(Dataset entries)
====

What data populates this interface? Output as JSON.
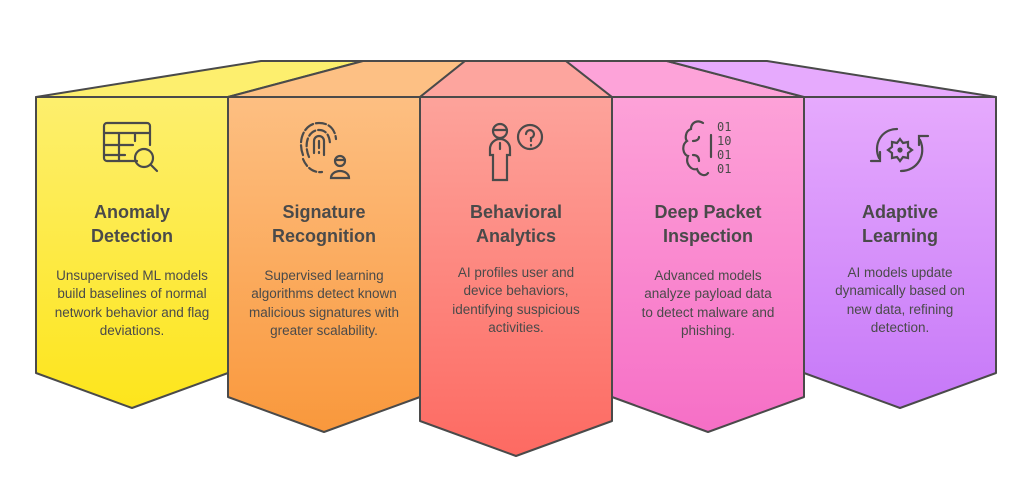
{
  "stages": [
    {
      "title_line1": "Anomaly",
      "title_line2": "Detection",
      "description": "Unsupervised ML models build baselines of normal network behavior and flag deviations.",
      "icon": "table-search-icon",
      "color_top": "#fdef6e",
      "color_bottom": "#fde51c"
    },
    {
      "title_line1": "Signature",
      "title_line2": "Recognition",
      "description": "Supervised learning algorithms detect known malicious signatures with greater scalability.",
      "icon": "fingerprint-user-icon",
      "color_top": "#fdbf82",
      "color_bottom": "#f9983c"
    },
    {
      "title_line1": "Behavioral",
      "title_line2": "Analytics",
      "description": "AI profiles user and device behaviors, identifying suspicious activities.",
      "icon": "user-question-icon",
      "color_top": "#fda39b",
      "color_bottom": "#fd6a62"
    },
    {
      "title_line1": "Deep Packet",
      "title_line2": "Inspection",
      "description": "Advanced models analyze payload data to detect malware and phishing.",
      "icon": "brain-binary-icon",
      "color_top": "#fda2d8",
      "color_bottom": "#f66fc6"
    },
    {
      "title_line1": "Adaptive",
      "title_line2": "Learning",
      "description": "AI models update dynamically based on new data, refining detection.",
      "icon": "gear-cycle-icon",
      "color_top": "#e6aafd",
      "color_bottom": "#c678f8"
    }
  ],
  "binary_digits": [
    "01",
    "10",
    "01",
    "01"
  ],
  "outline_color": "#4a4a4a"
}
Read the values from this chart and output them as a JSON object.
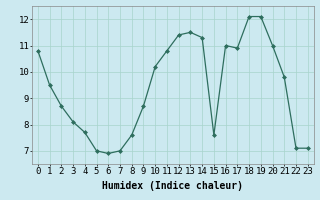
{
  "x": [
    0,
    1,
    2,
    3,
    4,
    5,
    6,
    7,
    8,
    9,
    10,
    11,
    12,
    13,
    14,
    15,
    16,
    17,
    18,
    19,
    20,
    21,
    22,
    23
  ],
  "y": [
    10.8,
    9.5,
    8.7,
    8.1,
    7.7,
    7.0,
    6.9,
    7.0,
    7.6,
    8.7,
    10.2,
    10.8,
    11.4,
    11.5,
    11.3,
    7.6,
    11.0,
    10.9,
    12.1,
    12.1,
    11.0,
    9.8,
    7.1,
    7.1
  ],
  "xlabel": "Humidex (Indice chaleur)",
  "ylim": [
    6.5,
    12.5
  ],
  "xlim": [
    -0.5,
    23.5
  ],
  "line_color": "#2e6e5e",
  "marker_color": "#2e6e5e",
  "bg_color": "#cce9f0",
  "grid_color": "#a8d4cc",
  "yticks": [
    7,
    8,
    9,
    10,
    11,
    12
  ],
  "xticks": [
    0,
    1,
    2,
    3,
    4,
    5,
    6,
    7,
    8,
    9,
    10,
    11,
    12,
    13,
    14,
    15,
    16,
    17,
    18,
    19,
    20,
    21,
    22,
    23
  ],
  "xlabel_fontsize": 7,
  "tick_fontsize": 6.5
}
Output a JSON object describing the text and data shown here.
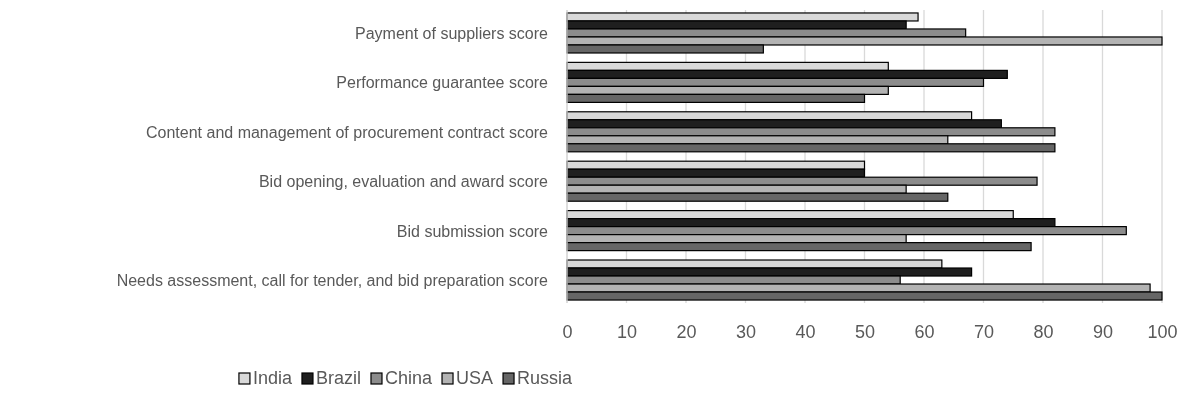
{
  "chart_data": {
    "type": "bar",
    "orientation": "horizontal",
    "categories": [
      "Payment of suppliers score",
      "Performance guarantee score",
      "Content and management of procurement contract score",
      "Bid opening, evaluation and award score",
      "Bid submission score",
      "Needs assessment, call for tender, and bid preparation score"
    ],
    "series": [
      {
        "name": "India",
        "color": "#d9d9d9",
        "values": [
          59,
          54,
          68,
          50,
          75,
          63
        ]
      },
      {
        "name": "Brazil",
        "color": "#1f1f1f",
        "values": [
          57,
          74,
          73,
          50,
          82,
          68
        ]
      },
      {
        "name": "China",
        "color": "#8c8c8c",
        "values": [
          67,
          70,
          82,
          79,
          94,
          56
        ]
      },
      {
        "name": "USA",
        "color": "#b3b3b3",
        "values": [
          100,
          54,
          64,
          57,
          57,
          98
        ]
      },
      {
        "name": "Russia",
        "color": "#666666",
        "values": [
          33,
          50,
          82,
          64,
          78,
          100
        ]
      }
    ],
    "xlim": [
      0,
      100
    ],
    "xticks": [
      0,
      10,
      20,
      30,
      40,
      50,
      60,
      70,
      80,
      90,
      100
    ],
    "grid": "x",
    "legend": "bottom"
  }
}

====

Show all lines from the listing above in which "description" appears.

      "description": "Unsupervised ML models build baselines of normal network behavior and flag deviations.",
      "description": "Supervised learning algorithms detect known malicious signatures with greater scalability.",
      "description": "AI profiles user and device behaviors, identifying suspicious activities.",
      "description": "Advanced models analyze payload data to detect malware and phishing.",
      "description": "AI models update dynamically based on new data, refining detection.",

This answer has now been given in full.